*** Opening of RECORDS SHOWN ***

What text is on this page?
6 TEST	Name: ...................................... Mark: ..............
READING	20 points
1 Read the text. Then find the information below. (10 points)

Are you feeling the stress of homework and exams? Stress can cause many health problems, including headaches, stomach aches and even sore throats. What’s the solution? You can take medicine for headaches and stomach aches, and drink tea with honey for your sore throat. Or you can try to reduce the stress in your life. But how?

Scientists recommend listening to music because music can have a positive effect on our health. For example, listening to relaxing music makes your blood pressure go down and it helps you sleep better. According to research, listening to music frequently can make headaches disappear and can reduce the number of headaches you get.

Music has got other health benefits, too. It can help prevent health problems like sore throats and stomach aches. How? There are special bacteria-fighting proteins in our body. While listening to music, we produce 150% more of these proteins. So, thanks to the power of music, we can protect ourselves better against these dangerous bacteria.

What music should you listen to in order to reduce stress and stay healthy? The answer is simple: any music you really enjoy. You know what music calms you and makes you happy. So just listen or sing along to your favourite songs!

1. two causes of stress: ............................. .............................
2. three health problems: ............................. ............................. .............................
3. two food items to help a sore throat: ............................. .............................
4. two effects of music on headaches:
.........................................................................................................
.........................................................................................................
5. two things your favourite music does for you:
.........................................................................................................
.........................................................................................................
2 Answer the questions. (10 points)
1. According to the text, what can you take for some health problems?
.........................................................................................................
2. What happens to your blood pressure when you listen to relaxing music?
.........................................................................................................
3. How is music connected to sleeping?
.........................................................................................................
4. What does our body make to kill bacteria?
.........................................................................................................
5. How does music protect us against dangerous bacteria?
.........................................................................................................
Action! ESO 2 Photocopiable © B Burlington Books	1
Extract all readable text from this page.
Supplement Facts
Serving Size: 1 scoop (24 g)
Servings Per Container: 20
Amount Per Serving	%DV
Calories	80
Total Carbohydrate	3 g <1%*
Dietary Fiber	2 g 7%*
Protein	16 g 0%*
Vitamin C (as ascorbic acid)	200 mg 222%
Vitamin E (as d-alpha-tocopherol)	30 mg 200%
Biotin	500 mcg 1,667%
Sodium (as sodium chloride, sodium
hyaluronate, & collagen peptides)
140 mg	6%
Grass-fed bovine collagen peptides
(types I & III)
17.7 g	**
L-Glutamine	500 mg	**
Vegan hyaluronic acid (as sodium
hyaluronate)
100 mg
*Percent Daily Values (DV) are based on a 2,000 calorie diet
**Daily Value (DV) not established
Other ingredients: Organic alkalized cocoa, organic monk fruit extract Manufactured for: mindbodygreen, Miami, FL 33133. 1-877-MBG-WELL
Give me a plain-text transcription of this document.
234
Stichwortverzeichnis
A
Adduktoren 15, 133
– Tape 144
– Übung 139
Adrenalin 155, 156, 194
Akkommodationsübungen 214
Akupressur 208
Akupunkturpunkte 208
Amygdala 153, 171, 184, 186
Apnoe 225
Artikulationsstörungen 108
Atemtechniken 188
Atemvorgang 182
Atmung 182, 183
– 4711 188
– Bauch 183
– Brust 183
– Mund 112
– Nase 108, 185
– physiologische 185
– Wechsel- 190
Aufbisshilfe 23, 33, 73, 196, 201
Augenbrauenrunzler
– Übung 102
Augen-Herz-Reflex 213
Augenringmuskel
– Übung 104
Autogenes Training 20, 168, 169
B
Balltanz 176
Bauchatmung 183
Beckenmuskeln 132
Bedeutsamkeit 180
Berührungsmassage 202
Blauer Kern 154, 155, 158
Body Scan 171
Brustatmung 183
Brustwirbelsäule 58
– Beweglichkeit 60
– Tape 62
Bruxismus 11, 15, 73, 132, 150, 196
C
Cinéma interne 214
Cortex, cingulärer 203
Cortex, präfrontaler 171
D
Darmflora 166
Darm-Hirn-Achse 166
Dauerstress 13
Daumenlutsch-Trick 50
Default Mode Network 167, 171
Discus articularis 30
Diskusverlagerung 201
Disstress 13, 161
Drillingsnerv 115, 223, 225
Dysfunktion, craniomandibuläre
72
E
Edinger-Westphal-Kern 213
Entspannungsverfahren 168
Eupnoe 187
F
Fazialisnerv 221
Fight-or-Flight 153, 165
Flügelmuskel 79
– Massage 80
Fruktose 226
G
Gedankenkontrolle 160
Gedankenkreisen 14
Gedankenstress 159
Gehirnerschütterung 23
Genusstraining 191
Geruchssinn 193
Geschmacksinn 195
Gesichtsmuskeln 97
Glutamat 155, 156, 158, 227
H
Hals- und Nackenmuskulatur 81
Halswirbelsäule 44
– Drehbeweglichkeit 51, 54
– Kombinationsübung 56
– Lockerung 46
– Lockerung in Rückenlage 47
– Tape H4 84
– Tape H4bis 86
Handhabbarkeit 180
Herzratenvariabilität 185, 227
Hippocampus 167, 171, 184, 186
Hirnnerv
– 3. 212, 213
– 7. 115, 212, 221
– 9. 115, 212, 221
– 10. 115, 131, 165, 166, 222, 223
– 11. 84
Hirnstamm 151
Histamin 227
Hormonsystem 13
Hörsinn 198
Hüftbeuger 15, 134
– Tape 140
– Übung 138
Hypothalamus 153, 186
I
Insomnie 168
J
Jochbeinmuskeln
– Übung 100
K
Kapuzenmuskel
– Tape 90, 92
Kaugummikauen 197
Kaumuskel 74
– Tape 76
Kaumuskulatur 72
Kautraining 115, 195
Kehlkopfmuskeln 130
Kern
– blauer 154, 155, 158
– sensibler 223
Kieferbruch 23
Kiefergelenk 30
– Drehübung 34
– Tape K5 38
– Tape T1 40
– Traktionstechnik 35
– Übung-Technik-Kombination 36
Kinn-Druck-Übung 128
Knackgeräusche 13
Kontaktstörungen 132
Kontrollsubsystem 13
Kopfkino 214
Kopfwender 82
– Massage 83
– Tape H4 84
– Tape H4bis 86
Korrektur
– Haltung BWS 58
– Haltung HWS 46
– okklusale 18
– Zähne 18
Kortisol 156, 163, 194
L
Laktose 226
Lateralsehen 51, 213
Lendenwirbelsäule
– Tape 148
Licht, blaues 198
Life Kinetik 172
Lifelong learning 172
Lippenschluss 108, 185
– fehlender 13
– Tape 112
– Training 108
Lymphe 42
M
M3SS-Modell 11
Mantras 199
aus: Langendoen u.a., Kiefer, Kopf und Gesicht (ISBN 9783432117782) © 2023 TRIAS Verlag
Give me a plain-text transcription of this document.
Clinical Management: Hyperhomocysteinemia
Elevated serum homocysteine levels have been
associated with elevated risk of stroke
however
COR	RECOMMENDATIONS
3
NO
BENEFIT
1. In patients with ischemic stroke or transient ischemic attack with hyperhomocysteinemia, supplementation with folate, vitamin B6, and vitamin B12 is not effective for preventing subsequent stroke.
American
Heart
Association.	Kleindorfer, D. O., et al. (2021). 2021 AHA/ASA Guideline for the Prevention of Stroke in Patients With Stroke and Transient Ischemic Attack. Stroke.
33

*** Close of RECORDS SHOWN ***

PROBLEM STATEMENT: Search the records above for the word "headaches" and give the number of lines where it occurs, nothing else.

EXERCISE OUTPUT: 3